**GIVEN INSTRUCTION:**
Select all lines holding the word "ylabel" from the entries that follow.

************

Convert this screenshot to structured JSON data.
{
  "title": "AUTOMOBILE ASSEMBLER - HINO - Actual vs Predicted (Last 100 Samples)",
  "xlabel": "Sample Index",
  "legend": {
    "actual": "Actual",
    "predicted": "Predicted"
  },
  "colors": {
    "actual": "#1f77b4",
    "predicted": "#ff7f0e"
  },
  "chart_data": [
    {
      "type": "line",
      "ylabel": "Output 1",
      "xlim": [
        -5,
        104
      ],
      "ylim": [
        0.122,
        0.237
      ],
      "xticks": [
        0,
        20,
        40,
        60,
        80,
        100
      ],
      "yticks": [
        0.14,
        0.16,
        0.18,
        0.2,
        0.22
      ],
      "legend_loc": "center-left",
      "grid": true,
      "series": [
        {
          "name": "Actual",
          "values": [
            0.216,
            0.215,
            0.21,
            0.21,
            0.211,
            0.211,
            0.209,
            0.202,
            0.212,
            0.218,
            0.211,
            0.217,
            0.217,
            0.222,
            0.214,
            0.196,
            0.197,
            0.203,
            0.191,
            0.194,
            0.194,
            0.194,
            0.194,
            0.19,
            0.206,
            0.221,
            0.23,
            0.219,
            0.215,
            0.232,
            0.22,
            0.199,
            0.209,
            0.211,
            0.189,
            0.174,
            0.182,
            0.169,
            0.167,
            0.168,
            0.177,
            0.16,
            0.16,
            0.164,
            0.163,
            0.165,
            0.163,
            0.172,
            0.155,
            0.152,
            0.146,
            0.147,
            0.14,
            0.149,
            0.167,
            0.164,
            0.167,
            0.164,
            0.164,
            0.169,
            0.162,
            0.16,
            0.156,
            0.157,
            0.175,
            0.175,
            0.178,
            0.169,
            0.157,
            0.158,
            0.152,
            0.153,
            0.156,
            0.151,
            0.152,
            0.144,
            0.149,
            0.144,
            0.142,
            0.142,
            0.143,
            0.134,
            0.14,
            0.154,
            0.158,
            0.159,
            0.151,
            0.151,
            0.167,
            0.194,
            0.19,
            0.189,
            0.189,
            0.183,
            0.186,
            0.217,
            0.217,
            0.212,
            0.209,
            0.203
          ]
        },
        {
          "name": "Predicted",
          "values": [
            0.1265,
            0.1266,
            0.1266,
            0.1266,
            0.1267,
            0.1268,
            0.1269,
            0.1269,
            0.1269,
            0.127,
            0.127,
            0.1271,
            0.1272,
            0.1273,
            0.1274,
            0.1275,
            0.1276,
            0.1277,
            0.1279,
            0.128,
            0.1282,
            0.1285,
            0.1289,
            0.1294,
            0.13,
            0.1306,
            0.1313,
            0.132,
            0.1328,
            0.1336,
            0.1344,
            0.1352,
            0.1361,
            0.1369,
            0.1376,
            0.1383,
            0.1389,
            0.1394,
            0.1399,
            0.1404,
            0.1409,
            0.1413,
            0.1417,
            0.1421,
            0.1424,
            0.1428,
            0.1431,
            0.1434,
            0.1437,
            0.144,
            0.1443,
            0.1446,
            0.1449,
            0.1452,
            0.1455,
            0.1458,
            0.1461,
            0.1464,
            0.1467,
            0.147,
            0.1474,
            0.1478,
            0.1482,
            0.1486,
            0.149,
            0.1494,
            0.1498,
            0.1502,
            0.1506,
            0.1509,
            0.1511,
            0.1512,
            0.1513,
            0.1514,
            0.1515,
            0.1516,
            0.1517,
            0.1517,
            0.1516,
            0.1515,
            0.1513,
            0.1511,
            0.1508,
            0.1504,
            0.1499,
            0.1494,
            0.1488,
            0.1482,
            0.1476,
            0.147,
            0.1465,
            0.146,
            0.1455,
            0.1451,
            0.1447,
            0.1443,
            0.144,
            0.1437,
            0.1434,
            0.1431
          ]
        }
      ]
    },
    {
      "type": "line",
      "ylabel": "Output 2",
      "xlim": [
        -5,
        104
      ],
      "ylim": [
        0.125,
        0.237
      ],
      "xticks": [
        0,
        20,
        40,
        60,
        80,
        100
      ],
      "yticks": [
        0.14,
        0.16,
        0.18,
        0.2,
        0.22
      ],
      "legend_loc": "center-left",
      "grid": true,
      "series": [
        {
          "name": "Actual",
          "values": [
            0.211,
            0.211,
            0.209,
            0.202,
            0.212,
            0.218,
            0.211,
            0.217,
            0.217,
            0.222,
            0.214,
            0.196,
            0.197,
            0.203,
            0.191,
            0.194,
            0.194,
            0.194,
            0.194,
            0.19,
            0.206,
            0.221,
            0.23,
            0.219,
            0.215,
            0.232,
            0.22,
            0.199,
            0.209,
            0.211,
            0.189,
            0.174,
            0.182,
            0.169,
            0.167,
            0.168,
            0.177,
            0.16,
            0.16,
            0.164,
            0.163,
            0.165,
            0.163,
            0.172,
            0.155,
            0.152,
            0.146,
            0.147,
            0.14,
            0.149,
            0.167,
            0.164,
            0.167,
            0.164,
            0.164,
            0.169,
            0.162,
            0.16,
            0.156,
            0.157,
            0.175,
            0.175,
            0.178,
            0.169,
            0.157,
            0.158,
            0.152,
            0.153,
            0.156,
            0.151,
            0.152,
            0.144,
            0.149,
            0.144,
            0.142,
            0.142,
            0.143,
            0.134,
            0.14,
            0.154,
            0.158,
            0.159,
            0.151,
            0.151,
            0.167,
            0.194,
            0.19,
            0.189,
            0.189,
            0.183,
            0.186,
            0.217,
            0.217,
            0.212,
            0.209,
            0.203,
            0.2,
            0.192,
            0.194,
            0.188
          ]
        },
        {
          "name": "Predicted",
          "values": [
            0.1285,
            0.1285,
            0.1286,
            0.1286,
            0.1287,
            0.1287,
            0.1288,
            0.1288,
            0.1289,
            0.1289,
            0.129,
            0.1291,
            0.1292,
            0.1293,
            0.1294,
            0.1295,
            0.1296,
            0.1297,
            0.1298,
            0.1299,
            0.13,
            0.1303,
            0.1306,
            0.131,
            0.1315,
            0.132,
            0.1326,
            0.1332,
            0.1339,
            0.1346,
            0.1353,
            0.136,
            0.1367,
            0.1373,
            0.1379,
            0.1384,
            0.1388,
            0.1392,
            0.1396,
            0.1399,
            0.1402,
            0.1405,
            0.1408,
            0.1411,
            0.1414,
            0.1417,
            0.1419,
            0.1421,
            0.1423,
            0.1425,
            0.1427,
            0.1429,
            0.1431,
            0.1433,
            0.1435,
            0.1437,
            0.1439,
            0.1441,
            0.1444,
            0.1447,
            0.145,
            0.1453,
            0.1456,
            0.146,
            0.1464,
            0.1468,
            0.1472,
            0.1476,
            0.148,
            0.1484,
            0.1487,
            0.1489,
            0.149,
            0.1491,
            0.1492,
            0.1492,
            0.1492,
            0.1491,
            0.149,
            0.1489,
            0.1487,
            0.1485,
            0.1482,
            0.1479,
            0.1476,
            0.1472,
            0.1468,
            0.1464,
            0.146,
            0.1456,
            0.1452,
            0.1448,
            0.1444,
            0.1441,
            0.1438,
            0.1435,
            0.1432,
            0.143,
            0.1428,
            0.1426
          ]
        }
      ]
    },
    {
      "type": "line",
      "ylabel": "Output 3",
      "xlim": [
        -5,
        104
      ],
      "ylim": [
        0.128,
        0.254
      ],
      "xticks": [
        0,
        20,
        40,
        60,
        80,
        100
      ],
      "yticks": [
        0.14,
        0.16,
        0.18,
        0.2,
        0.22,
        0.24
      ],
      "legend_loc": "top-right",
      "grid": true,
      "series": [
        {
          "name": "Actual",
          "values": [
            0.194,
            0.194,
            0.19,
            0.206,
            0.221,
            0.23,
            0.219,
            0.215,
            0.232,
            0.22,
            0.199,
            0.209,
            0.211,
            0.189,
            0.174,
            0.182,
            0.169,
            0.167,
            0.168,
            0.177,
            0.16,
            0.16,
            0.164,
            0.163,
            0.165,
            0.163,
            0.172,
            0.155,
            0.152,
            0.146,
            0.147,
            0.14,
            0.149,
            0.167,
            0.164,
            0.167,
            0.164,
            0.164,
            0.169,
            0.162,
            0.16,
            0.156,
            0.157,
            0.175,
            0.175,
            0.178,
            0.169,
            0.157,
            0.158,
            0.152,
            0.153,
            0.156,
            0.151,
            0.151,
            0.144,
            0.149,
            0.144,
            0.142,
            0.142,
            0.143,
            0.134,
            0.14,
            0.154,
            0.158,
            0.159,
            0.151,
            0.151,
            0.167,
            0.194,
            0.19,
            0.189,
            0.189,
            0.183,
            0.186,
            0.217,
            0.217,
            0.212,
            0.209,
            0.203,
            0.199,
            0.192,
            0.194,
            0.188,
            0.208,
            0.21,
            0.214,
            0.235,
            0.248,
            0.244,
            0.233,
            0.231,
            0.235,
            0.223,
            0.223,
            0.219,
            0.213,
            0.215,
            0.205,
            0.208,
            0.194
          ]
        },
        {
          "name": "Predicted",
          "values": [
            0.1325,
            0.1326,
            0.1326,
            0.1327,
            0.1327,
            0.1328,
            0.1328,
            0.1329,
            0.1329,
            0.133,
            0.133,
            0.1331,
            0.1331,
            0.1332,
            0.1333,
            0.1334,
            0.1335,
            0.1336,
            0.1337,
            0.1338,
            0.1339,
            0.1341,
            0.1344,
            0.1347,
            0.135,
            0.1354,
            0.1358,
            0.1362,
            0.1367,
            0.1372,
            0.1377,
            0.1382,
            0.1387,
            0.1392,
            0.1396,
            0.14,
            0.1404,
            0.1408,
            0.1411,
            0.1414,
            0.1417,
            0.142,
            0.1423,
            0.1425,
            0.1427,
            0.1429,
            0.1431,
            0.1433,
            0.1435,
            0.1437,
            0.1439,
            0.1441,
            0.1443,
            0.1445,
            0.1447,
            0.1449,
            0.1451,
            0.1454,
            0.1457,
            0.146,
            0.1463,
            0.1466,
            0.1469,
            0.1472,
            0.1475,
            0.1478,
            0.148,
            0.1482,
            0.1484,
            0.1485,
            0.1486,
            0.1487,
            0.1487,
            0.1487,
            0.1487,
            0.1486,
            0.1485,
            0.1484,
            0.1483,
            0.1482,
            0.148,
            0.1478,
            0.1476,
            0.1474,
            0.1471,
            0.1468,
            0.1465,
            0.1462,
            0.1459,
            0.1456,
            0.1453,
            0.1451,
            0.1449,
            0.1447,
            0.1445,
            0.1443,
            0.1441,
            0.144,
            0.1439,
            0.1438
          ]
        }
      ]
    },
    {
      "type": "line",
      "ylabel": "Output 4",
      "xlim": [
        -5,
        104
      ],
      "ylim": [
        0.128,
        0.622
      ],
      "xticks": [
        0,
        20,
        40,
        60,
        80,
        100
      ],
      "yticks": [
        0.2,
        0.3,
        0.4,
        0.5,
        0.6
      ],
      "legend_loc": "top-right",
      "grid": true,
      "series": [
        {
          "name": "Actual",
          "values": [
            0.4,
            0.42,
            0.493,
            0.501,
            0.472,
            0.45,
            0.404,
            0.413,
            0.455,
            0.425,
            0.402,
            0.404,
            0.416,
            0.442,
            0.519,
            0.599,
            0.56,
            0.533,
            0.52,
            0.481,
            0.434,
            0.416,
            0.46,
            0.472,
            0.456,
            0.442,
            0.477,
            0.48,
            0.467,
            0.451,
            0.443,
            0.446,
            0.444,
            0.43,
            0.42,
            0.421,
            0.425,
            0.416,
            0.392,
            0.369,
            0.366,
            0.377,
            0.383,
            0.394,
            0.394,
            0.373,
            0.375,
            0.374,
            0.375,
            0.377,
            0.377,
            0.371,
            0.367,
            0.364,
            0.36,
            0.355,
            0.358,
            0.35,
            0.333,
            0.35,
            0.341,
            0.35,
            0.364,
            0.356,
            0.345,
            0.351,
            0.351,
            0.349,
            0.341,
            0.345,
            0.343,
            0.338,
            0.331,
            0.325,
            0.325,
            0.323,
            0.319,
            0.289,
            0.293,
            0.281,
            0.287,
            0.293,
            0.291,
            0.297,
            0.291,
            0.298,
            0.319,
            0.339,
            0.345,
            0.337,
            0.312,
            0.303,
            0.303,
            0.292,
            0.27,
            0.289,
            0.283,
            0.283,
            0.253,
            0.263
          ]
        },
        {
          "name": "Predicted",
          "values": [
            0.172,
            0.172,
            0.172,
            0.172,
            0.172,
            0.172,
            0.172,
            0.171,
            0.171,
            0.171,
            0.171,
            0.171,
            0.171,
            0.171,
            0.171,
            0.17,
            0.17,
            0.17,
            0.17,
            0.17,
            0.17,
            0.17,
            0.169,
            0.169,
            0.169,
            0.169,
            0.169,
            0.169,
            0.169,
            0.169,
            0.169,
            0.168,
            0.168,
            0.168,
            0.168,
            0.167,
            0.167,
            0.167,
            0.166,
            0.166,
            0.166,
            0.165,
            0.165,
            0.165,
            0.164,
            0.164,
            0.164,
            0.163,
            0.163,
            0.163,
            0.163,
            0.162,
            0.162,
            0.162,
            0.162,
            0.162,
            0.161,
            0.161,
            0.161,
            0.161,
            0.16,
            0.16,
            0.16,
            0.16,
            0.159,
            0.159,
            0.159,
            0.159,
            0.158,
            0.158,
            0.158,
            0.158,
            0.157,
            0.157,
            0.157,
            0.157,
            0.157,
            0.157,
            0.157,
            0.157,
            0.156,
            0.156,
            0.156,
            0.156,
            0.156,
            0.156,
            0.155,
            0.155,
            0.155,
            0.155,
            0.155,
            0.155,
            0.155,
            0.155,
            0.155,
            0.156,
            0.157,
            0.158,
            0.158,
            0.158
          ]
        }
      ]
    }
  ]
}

************

**ANSWER TO THE EXERCISE:**
      "ylabel": "Output 1",
      "ylabel": "Output 2",
      "ylabel": "Output 3",
      "ylabel": "Output 4",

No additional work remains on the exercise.